- **Items from a figure collection**

>>>>>

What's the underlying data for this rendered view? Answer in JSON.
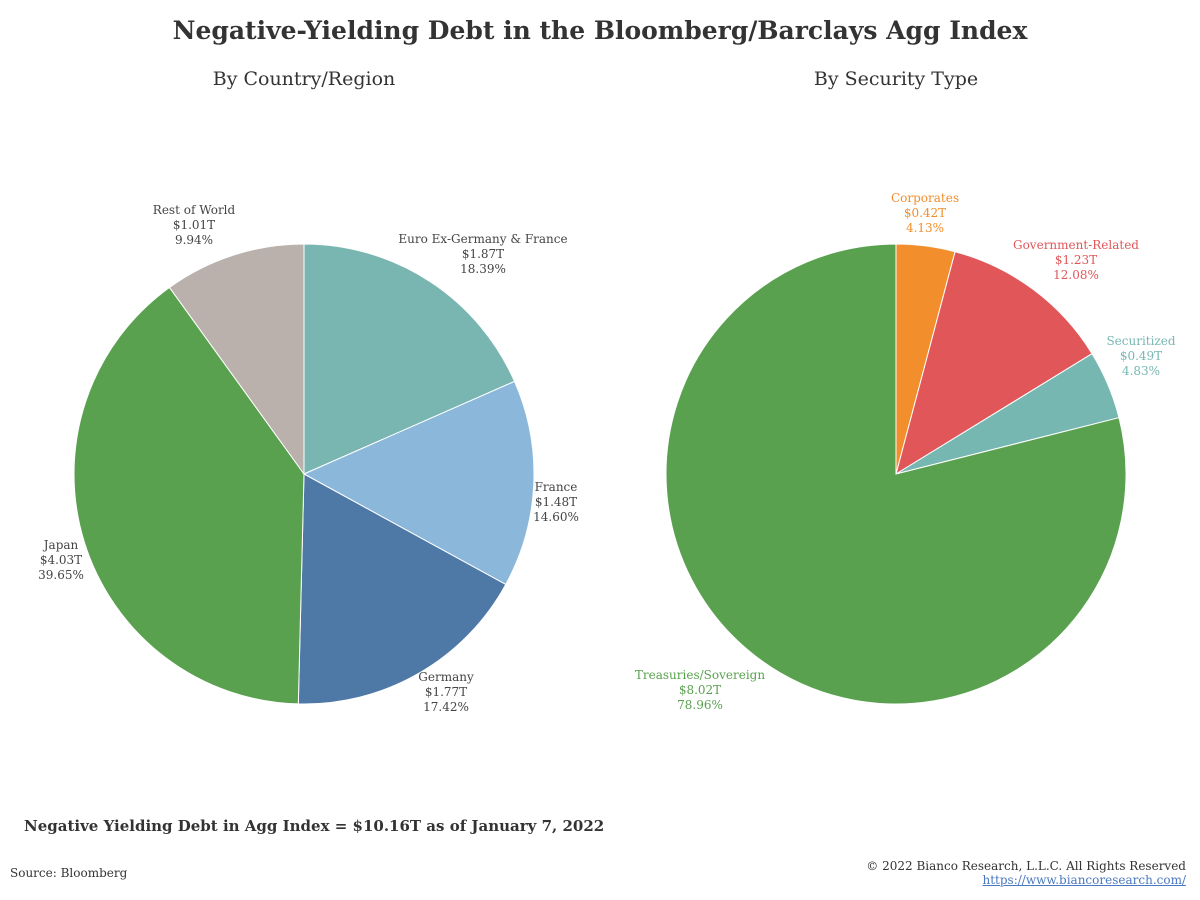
{
  "title": "Negative-Yielding Debt in the Bloomberg/Barclays Agg Index",
  "note": "Negative Yielding Debt in Agg Index = $10.16T as of January 7, 2022",
  "source": "Source: Bloomberg",
  "copyright": "© 2022 Bianco Research, L.L.C. All Rights Reserved",
  "website": "https://www.biancoresearch.com/",
  "chart_data": [
    {
      "type": "pie",
      "title": "By Country/Region",
      "slices": [
        {
          "name": "Euro Ex-Germany & France",
          "value_label": "$1.87T",
          "value": 1.87,
          "percent": 18.39,
          "percent_label": "18.39%",
          "color": "#79b6b1",
          "label_color": "#444444"
        },
        {
          "name": "France",
          "value_label": "$1.48T",
          "value": 1.48,
          "percent": 14.6,
          "percent_label": "14.60%",
          "color": "#8bb8da",
          "label_color": "#444444"
        },
        {
          "name": "Germany",
          "value_label": "$1.77T",
          "value": 1.77,
          "percent": 17.42,
          "percent_label": "17.42%",
          "color": "#4e78a6",
          "label_color": "#444444"
        },
        {
          "name": "Japan",
          "value_label": "$4.03T",
          "value": 4.03,
          "percent": 39.65,
          "percent_label": "39.65%",
          "color": "#59a14f",
          "label_color": "#444444"
        },
        {
          "name": "Rest of World",
          "value_label": "$1.01T",
          "value": 1.01,
          "percent": 9.94,
          "percent_label": "9.94%",
          "color": "#bab0ac",
          "label_color": "#444444"
        }
      ]
    },
    {
      "type": "pie",
      "title": "By Security Type",
      "slices": [
        {
          "name": "Corporates",
          "value_label": "$0.42T",
          "value": 0.42,
          "percent": 4.13,
          "percent_label": "4.13%",
          "color": "#f28e2b",
          "label_color": "#f28e2b"
        },
        {
          "name": "Government-Related",
          "value_label": "$1.23T",
          "value": 1.23,
          "percent": 12.08,
          "percent_label": "12.08%",
          "color": "#e15759",
          "label_color": "#e15759"
        },
        {
          "name": "Securitized",
          "value_label": "$0.49T",
          "value": 0.49,
          "percent": 4.83,
          "percent_label": "4.83%",
          "color": "#76b7b2",
          "label_color": "#76b7b2"
        },
        {
          "name": "Treasuries/Sovereign",
          "value_label": "$8.02T",
          "value": 8.02,
          "percent": 78.96,
          "percent_label": "78.96%",
          "color": "#59a14f",
          "label_color": "#59a14f"
        }
      ]
    }
  ]
}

<<<<<

- **WHAT YOU SHOULD DO**
Using the material above, copy every line in which the string "Debt" occurs.

- **EXERCISE RESPONSE**
  "title": "Negative-Yielding Debt in the Bloomberg/Barclays Agg Index",
  "note": "Negative Yielding Debt in Agg Index = $10.16T as of January 7, 2022",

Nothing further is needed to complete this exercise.